Reproduce each line of the material exactly, minus any picture.

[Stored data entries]
########################################

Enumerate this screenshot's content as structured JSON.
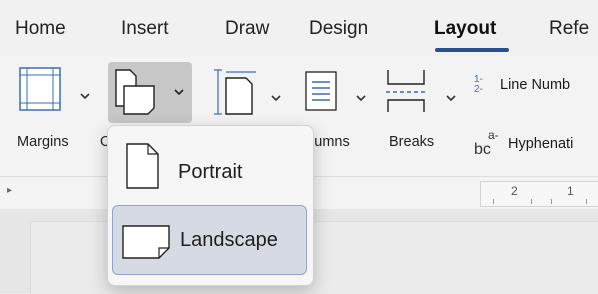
{
  "tabs": [
    {
      "label": "Home"
    },
    {
      "label": "Insert"
    },
    {
      "label": "Draw"
    },
    {
      "label": "Design"
    },
    {
      "label": "Layout",
      "active": true
    },
    {
      "label": "Refe"
    }
  ],
  "ribbon": {
    "margins_label": "Margins",
    "orientation_label": "O",
    "columns_label": "olumns",
    "breaks_label": "Breaks",
    "line_numbers_label": "Line Numb",
    "line_numbers_icon_text": "1- 2-",
    "hyphenation_label": "Hyphenati",
    "hyphenation_icon_text_top": "a-",
    "hyphenation_icon_text_bottom": "bc"
  },
  "ruler": {
    "numbers": [
      "2",
      "1"
    ]
  },
  "orientation_menu": {
    "items": [
      {
        "label": "Portrait",
        "icon": "portrait-page-icon",
        "selected": false
      },
      {
        "label": "Landscape",
        "icon": "landscape-page-icon",
        "selected": true
      }
    ]
  },
  "colors": {
    "accent": "#2b4f8a",
    "selection_bg": "#d6dbe3",
    "selection_border": "#8fa6c8"
  }
}
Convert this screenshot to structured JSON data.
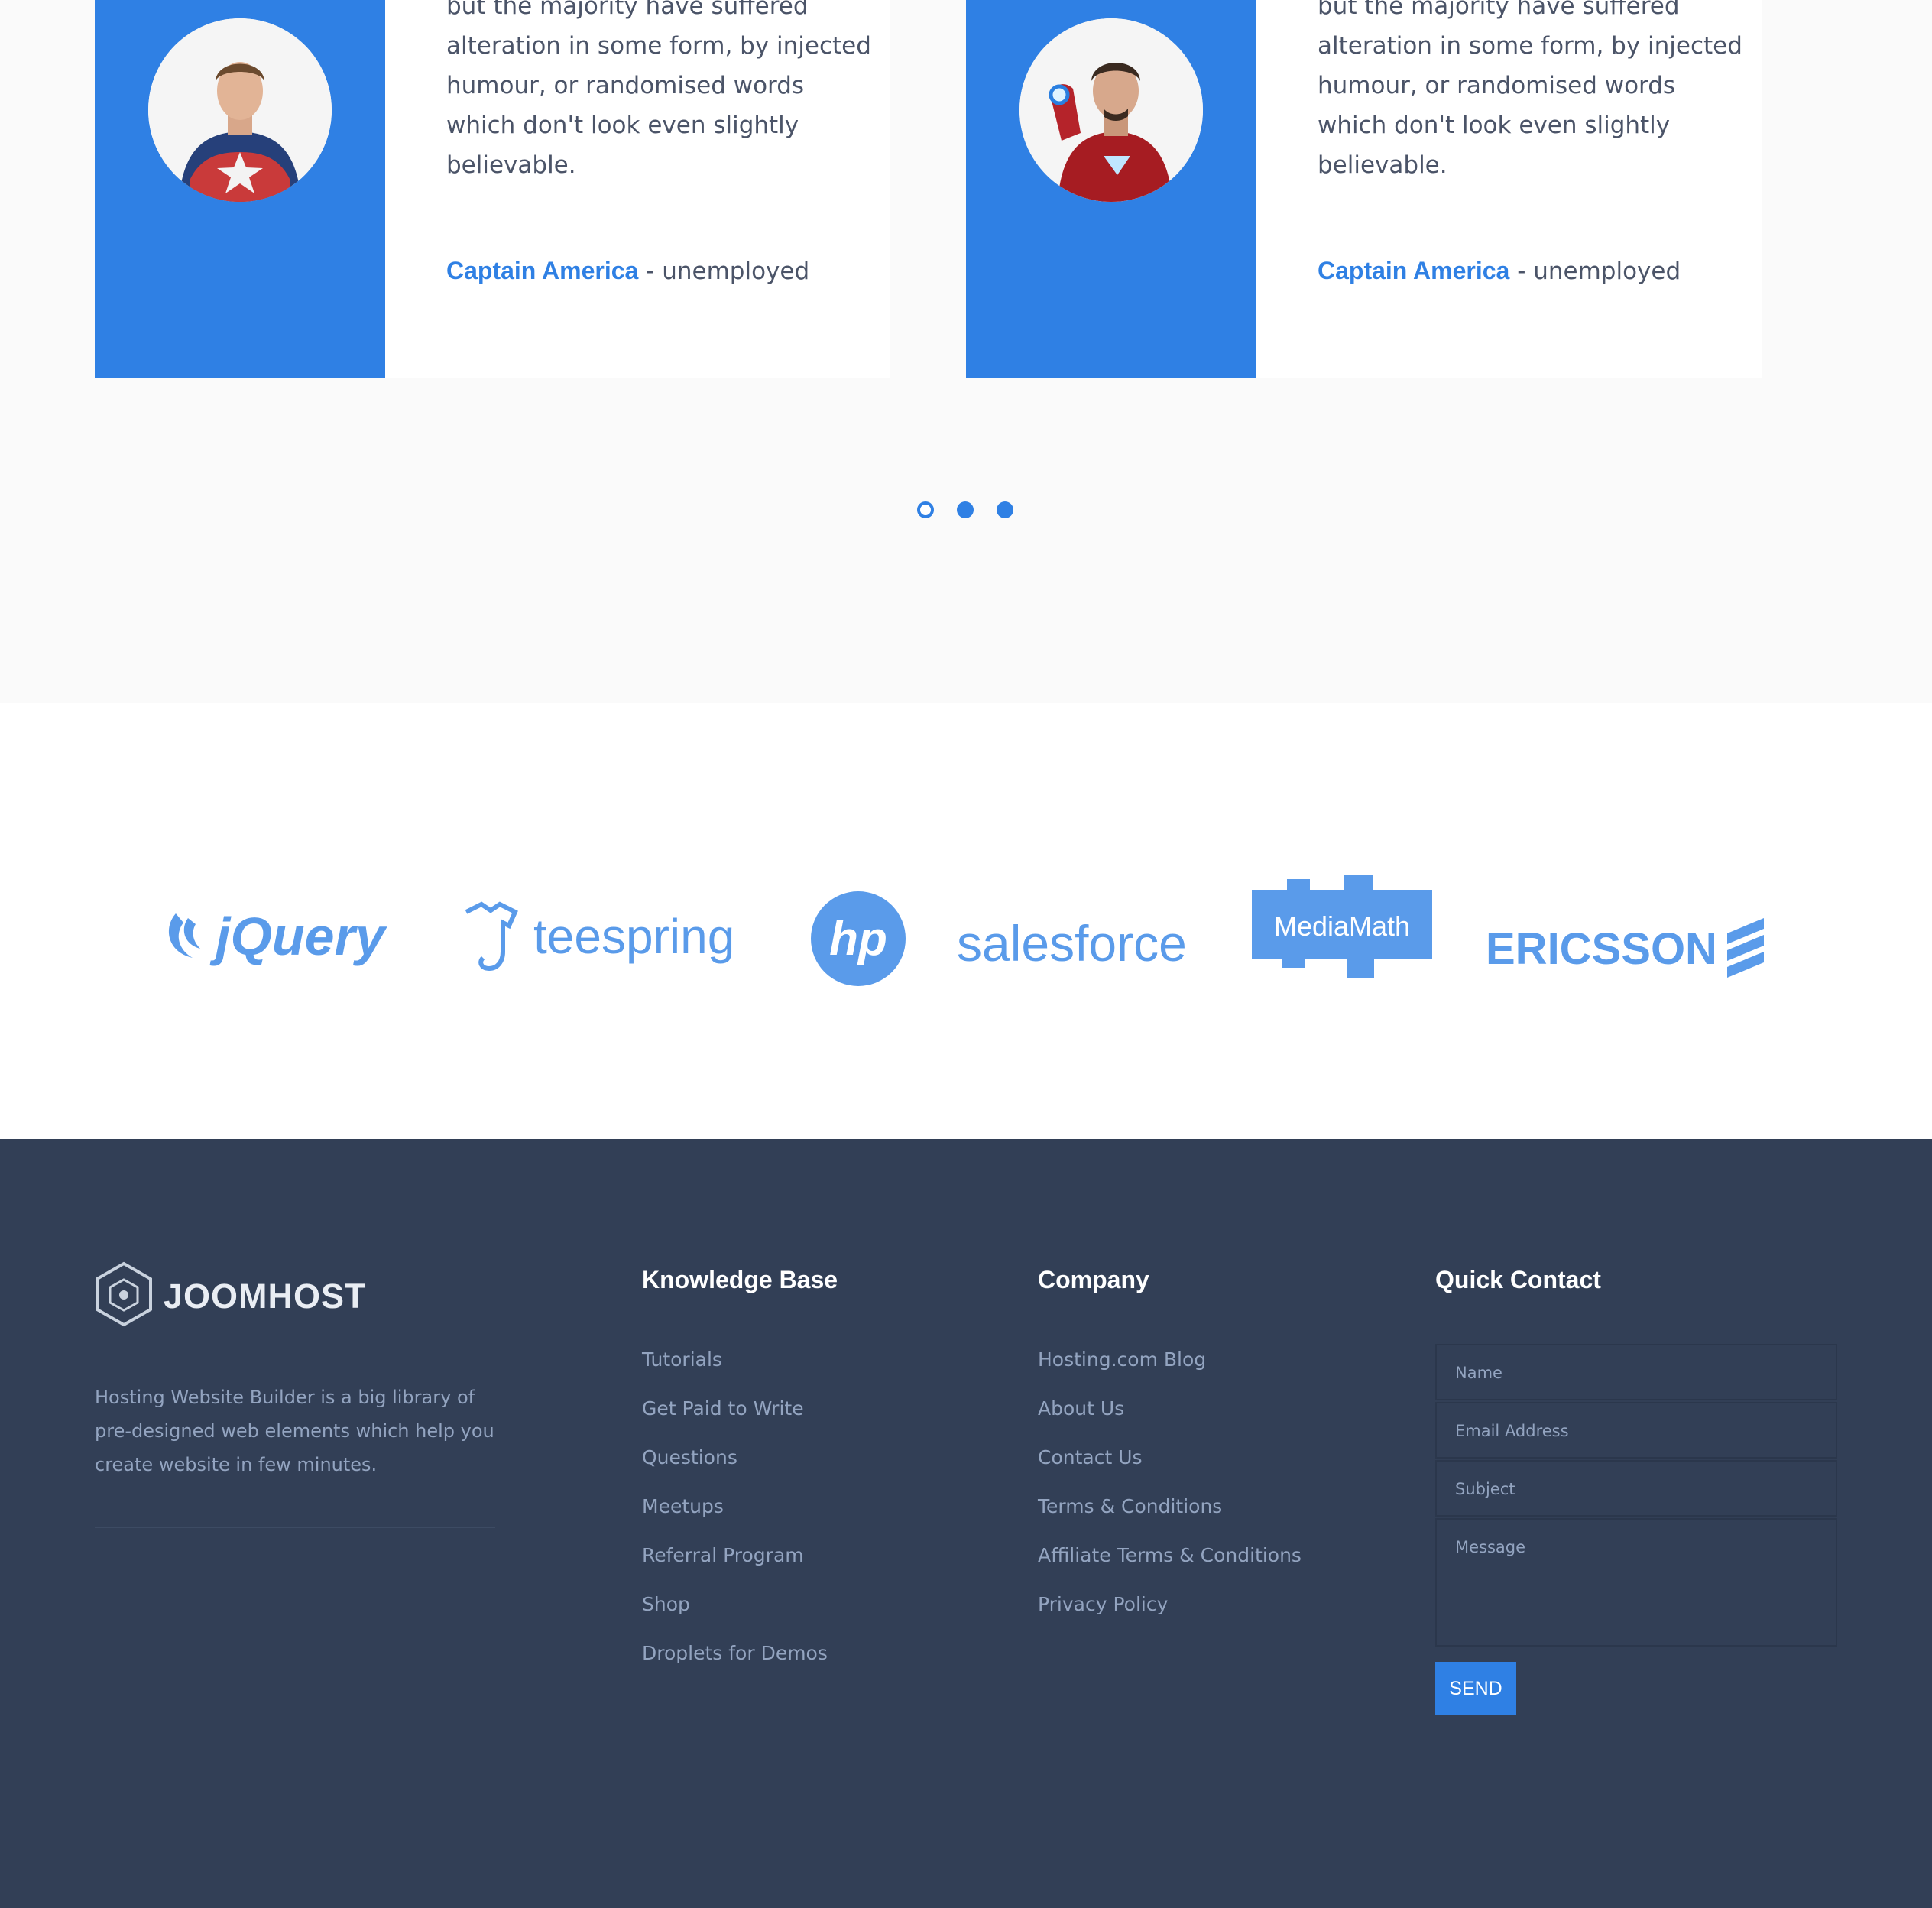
{
  "testimonials": [
    {
      "quote": "but the majority have suffered alteration in some form, by injected humour, or randomised words which don't look even slightly believable.",
      "author_name": "Captain America",
      "author_role": " - unemployed",
      "avatar_icon": "captain-america-portrait"
    },
    {
      "quote": "but the majority have suffered alteration in some form, by injected humour, or randomised words which don't look even slightly believable.",
      "author_name": "Captain America",
      "author_role": " - unemployed",
      "avatar_icon": "iron-man-portrait"
    }
  ],
  "carousel": {
    "active_index": 0,
    "count": 3
  },
  "clients": {
    "logos": [
      "jQuery",
      "teespring",
      "hp",
      "salesforce",
      "MediaMath",
      "ERICSSON"
    ],
    "color": "#5a9bea"
  },
  "footer": {
    "brand": "JOOMHOST",
    "about": "Hosting Website Builder is a big library of pre-designed web elements which help you create website in few minutes.",
    "knowledge_base": {
      "title": "Knowledge Base",
      "links": [
        "Tutorials",
        "Get Paid to Write",
        "Questions",
        "Meetups",
        "Referral Program",
        "Shop",
        "Droplets for Demos"
      ]
    },
    "company": {
      "title": "Company",
      "links": [
        "Hosting.com Blog",
        "About Us",
        "Contact Us",
        "Terms & Conditions",
        "Affiliate Terms & Conditions",
        "Privacy Policy"
      ]
    },
    "quick_contact": {
      "title": "Quick Contact",
      "name_placeholder": "Name",
      "email_placeholder": "Email Address",
      "subject_placeholder": "Subject",
      "message_placeholder": "Message",
      "send_label": "SEND"
    }
  },
  "colors": {
    "accent": "#2f80e4",
    "footer_bg": "#323f56",
    "muted_text": "#93a4c0"
  }
}
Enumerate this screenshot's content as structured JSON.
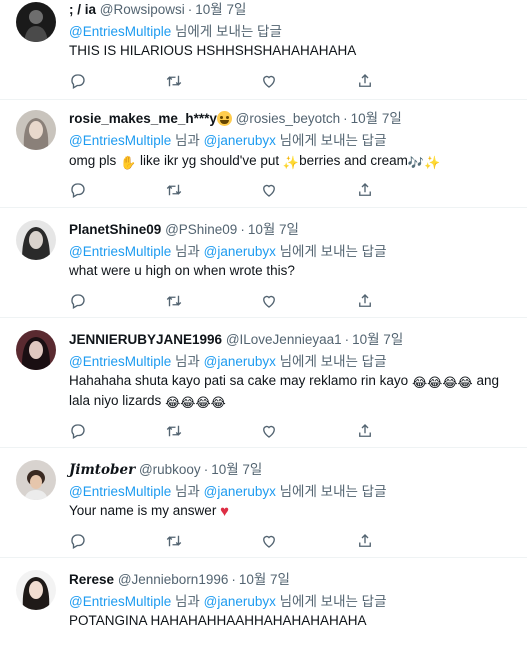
{
  "tweets": [
    {
      "name": "; / ia",
      "handle": "@Rowsipowsi",
      "date": "10월 7일",
      "reply_prefix": "",
      "reply_user1": "@EntriesMultiple",
      "reply_mid": "",
      "reply_user2": "",
      "reply_suffix": "님에게 보내는 답글",
      "text": "THIS IS HILARIOUS HSHHSHSHAHAHAHAHA"
    },
    {
      "name": "rosie_makes_me_h***y",
      "name_emoji": "grinning-sweat-emoji",
      "handle": "@rosies_beyotch",
      "date": "10월 7일",
      "reply_user1": "@EntriesMultiple",
      "reply_mid": "님과",
      "reply_user2": "@janerubyx",
      "reply_suffix": "님에게 보내는 답글",
      "text_a": "omg pls",
      "text_b": "like ikr yg should've put",
      "text_c": "berries and cream"
    },
    {
      "name": "PlanetShine09",
      "handle": "@PShine09",
      "date": "10월 7일",
      "reply_user1": "@EntriesMultiple",
      "reply_mid": "님과",
      "reply_user2": "@janerubyx",
      "reply_suffix": "님에게 보내는 답글",
      "text": "what were u high on when wrote this?"
    },
    {
      "name": "JENNIERUBYJANE1996",
      "handle": "@ILoveJennieyaa1",
      "date": "10월 7일",
      "reply_user1": "@EntriesMultiple",
      "reply_mid": "님과",
      "reply_user2": "@janerubyx",
      "reply_suffix": "님에게 보내는 답글",
      "text_a": "Hahahaha shuta kayo pati sa cake may reklamo rin kayo",
      "text_b": "ang",
      "text_c": "lala niyo lizards"
    },
    {
      "name": "𝑱𝒊𝒎𝒕𝒐𝒃𝒆𝒓",
      "handle": "@rubkooy",
      "date": "10월 7일",
      "reply_user1": "@EntriesMultiple",
      "reply_mid": "님과",
      "reply_user2": "@janerubyx",
      "reply_suffix": "님에게 보내는 답글",
      "text": "Your name is my answer"
    },
    {
      "name": "Rerese",
      "handle": "@Jennieborn1996",
      "date": "10월 7일",
      "reply_user1": "@EntriesMultiple",
      "reply_mid": "님과",
      "reply_user2": "@janerubyx",
      "reply_suffix": "님에게 보내는 답글",
      "text": "POTANGINA HAHAHAHHAAHHAHAHAHAHAHA"
    }
  ],
  "colors": {
    "link": "#1d9bf0",
    "secondary": "#536471",
    "divider": "#eff3f4",
    "heart": "#dd2e44"
  },
  "icons": [
    "reply-icon",
    "retweet-icon",
    "like-icon",
    "share-icon"
  ]
}
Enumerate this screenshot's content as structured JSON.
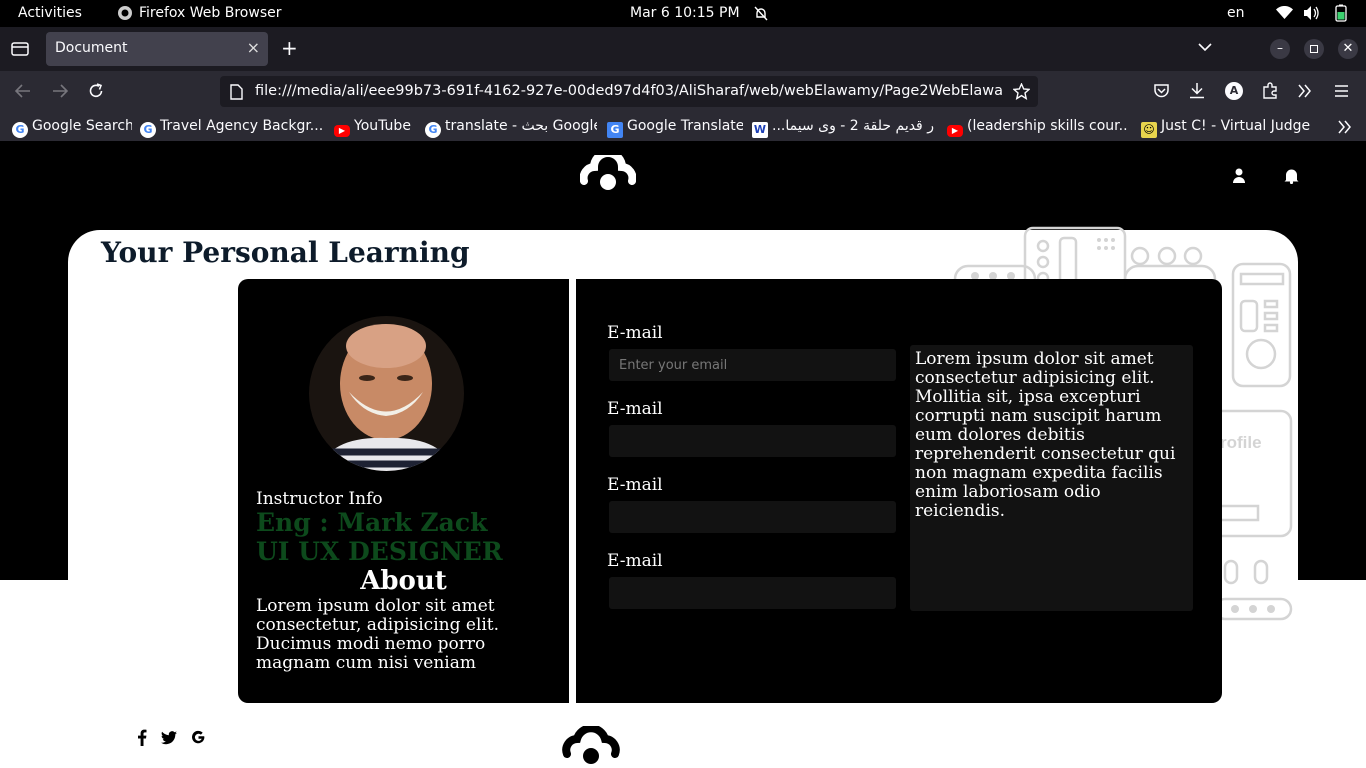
{
  "system_bar": {
    "activities": "Activities",
    "app_name": "Firefox Web Browser",
    "datetime": "Mar 6  10:15 PM",
    "lang": "en"
  },
  "browser": {
    "tab_title": "Document",
    "url": "file:///media/ali/eee99b73-691f-4162-927e-00ded97d4f03/AliSharaf/web/webElawamy/Page2WebElawamy/",
    "bookmarks": [
      {
        "label": "Google Search",
        "icon": "google-icon"
      },
      {
        "label": "Travel Agency Backgr...",
        "icon": "google-icon"
      },
      {
        "label": "YouTube",
        "icon": "youtube-icon"
      },
      {
        "label": "translate - بحث Google",
        "icon": "google-icon"
      },
      {
        "label": "Google Translate",
        "icon": "google-translate-icon"
      },
      {
        "label": "...ر قديم حلقة 2 - وى سيما",
        "icon": "w-icon"
      },
      {
        "label": "(leadership skills cour...",
        "icon": "youtube-icon"
      },
      {
        "label": "Just C! - Virtual Judge",
        "icon": "judge-icon"
      }
    ]
  },
  "page": {
    "heading": "Your Personal Learning",
    "illustration_text": "rofile",
    "instructor": {
      "label": "Instructor Info",
      "name": "Eng : Mark Zack",
      "role": "UI UX DESIGNER",
      "about_title": "About",
      "about_text": "Lorem ipsum dolor sit amet consectetur, adipisicing elit. Ducimus modi nemo porro magnam cum nisi veniam"
    },
    "form": {
      "fields": [
        {
          "label": "E-mail",
          "placeholder": "Enter your email"
        },
        {
          "label": "E-mail",
          "placeholder": ""
        },
        {
          "label": "E-mail",
          "placeholder": ""
        },
        {
          "label": "E-mail",
          "placeholder": ""
        }
      ],
      "note": "Lorem ipsum dolor sit amet consectetur adipisicing elit. Mollitia sit, ipsa excepturi corrupti nam suscipit harum eum dolores debitis reprehenderit consectetur qui non magnam expedita facilis enim laboriosam odio reiciendis."
    }
  }
}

########################################

Task output:
Enumerate this screenshot's content as structured JSON.
{
  "tabs": [
    {
      "label": "Home"
    },
    {
      "label": "Insert"
    },
    {
      "label": "Draw"
    },
    {
      "label": "Design"
    },
    {
      "label": "Layout",
      "active": true
    },
    {
      "label": "Refe"
    }
  ],
  "ribbon": {
    "margins_label": "Margins",
    "orientation_label": "O",
    "columns_label": "olumns",
    "breaks_label": "Breaks",
    "line_numbers_label": "Line Numb",
    "line_numbers_icon_text": "1- 2-",
    "hyphenation_label": "Hyphenati",
    "hyphenation_icon_text_top": "a-",
    "hyphenation_icon_text_bottom": "bc"
  },
  "ruler": {
    "numbers": [
      "2",
      "1"
    ]
  },
  "orientation_menu": {
    "items": [
      {
        "label": "Portrait",
        "icon": "portrait-page-icon",
        "selected": false
      },
      {
        "label": "Landscape",
        "icon": "landscape-page-icon",
        "selected": true
      }
    ]
  },
  "colors": {
    "accent": "#2b4f8a",
    "selection_bg": "#d6dbe3",
    "selection_border": "#8fa6c8"
  }
}
Convert this screenshot to structured JSON data.
{
  "testimonials": [
    {
      "quote": "but the majority have suffered alteration in some form, by injected humour, or randomised words which don't look even slightly believable.",
      "author_name": "Captain America",
      "author_role": " - unemployed",
      "avatar_icon": "captain-america-portrait"
    },
    {
      "quote": "but the majority have suffered alteration in some form, by injected humour, or randomised words which don't look even slightly believable.",
      "author_name": "Captain America",
      "author_role": " - unemployed",
      "avatar_icon": "iron-man-portrait"
    }
  ],
  "carousel": {
    "active_index": 0,
    "count": 3
  },
  "clients": {
    "logos": [
      "jQuery",
      "teespring",
      "hp",
      "salesforce",
      "MediaMath",
      "ERICSSON"
    ],
    "color": "#5a9bea"
  },
  "footer": {
    "brand": "JOOMHOST",
    "about": "Hosting Website Builder is a big library of pre-designed web elements which help you create website in few minutes.",
    "knowledge_base": {
      "title": "Knowledge Base",
      "links": [
        "Tutorials",
        "Get Paid to Write",
        "Questions",
        "Meetups",
        "Referral Program",
        "Shop",
        "Droplets for Demos"
      ]
    },
    "company": {
      "title": "Company",
      "links": [
        "Hosting.com Blog",
        "About Us",
        "Contact Us",
        "Terms & Conditions",
        "Affiliate Terms & Conditions",
        "Privacy Policy"
      ]
    },
    "quick_contact": {
      "title": "Quick Contact",
      "name_placeholder": "Name",
      "email_placeholder": "Email Address",
      "subject_placeholder": "Subject",
      "message_placeholder": "Message",
      "send_label": "SEND"
    }
  },
  "colors": {
    "accent": "#2f80e4",
    "footer_bg": "#323f56",
    "muted_text": "#93a4c0"
  }
}
Enumerate this screenshot's content as structured JSON.
{
  "tweets": [
    {
      "name": "; / ia",
      "handle": "@Rowsipowsi",
      "date": "10월 7일",
      "reply_prefix": "",
      "reply_user1": "@EntriesMultiple",
      "reply_mid": "",
      "reply_user2": "",
      "reply_suffix": "님에게 보내는 답글",
      "text": "THIS IS HILARIOUS HSHHSHSHAHAHAHAHA"
    },
    {
      "name": "rosie_makes_me_h***y",
      "name_emoji": "grinning-sweat-emoji",
      "handle": "@rosies_beyotch",
      "date": "10월 7일",
      "reply_user1": "@EntriesMultiple",
      "reply_mid": "님과",
      "reply_user2": "@janerubyx",
      "reply_suffix": "님에게 보내는 답글",
      "text_a": "omg pls",
      "text_b": "like ikr yg should've put",
      "text_c": "berries and cream"
    },
    {
      "name": "PlanetShine09",
      "handle": "@PShine09",
      "date": "10월 7일",
      "reply_user1": "@EntriesMultiple",
      "reply_mid": "님과",
      "reply_user2": "@janerubyx",
      "reply_suffix": "님에게 보내는 답글",
      "text": "what were u high on when wrote this?"
    },
    {
      "name": "JENNIERUBYJANE1996",
      "handle": "@ILoveJennieyaa1",
      "date": "10월 7일",
      "reply_user1": "@EntriesMultiple",
      "reply_mid": "님과",
      "reply_user2": "@janerubyx",
      "reply_suffix": "님에게 보내는 답글",
      "text_a": "Hahahaha shuta kayo pati sa cake may reklamo rin kayo",
      "text_b": "ang",
      "text_c": "lala niyo lizards"
    },
    {
      "name": "𝑱𝒊𝒎𝒕𝒐𝒃𝒆𝒓",
      "handle": "@rubkooy",
      "date": "10월 7일",
      "reply_user1": "@EntriesMultiple",
      "reply_mid": "님과",
      "reply_user2": "@janerubyx",
      "reply_suffix": "님에게 보내는 답글",
      "text": "Your name is my answer"
    },
    {
      "name": "Rerese",
      "handle": "@Jennieborn1996",
      "date": "10월 7일",
      "reply_user1": "@EntriesMultiple",
      "reply_mid": "님과",
      "reply_user2": "@janerubyx",
      "reply_suffix": "님에게 보내는 답글",
      "text": "POTANGINA HAHAHAHHAAHHAHAHAHAHAHA"
    }
  ],
  "colors": {
    "link": "#1d9bf0",
    "secondary": "#536471",
    "divider": "#eff3f4",
    "heart": "#dd2e44"
  },
  "icons": [
    "reply-icon",
    "retweet-icon",
    "like-icon",
    "share-icon"
  ]
}
Enumerate this screenshot's content as structured JSON.
{
  "system_bar": {
    "activities": "Activities",
    "app_name": "Firefox Web Browser",
    "datetime": "Mar 6  10:15 PM",
    "lang": "en"
  },
  "browser": {
    "tab_title": "Document",
    "url": "file:///media/ali/eee99b73-691f-4162-927e-00ded97d4f03/AliSharaf/web/webElawamy/Page2WebElawamy/",
    "bookmarks": [
      {
        "label": "Google Search",
        "icon": "google-icon"
      },
      {
        "label": "Travel Agency Backgr...",
        "icon": "google-icon"
      },
      {
        "label": "YouTube",
        "icon": "youtube-icon"
      },
      {
        "label": "translate - بحث Google",
        "icon": "google-icon"
      },
      {
        "label": "Google Translate",
        "icon": "google-translate-icon"
      },
      {
        "label": "...ر قديم حلقة 2 - وى سيما",
        "icon": "w-icon"
      },
      {
        "label": "(leadership skills cour...",
        "icon": "youtube-icon"
      },
      {
        "label": "Just C! - Virtual Judge",
        "icon": "judge-icon"
      }
    ]
  },
  "page": {
    "heading": "Your Personal Learning",
    "illustration_text": "rofile",
    "instructor": {
      "label": "Instructor Info",
      "name": "Eng : Mark Zack",
      "role": "UI UX DESIGNER",
      "about_title": "About",
      "about_text": "Lorem ipsum dolor sit amet consectetur, adipisicing elit. Ducimus modi nemo porro magnam cum nisi veniam"
    },
    "form": {
      "fields": [
        {
          "label": "E-mail",
          "placeholder": "Enter your email"
        },
        {
          "label": "E-mail",
          "placeholder": ""
        },
        {
          "label": "E-mail",
          "placeholder": ""
        },
        {
          "label": "E-mail",
          "placeholder": ""
        }
      ],
      "note": "Lorem ipsum dolor sit amet consectetur adipisicing elit. Mollitia sit, ipsa excepturi corrupti nam suscipit harum eum dolores debitis reprehenderit consectetur qui non magnam expedita facilis enim laboriosam odio reiciendis."
    }
  }
}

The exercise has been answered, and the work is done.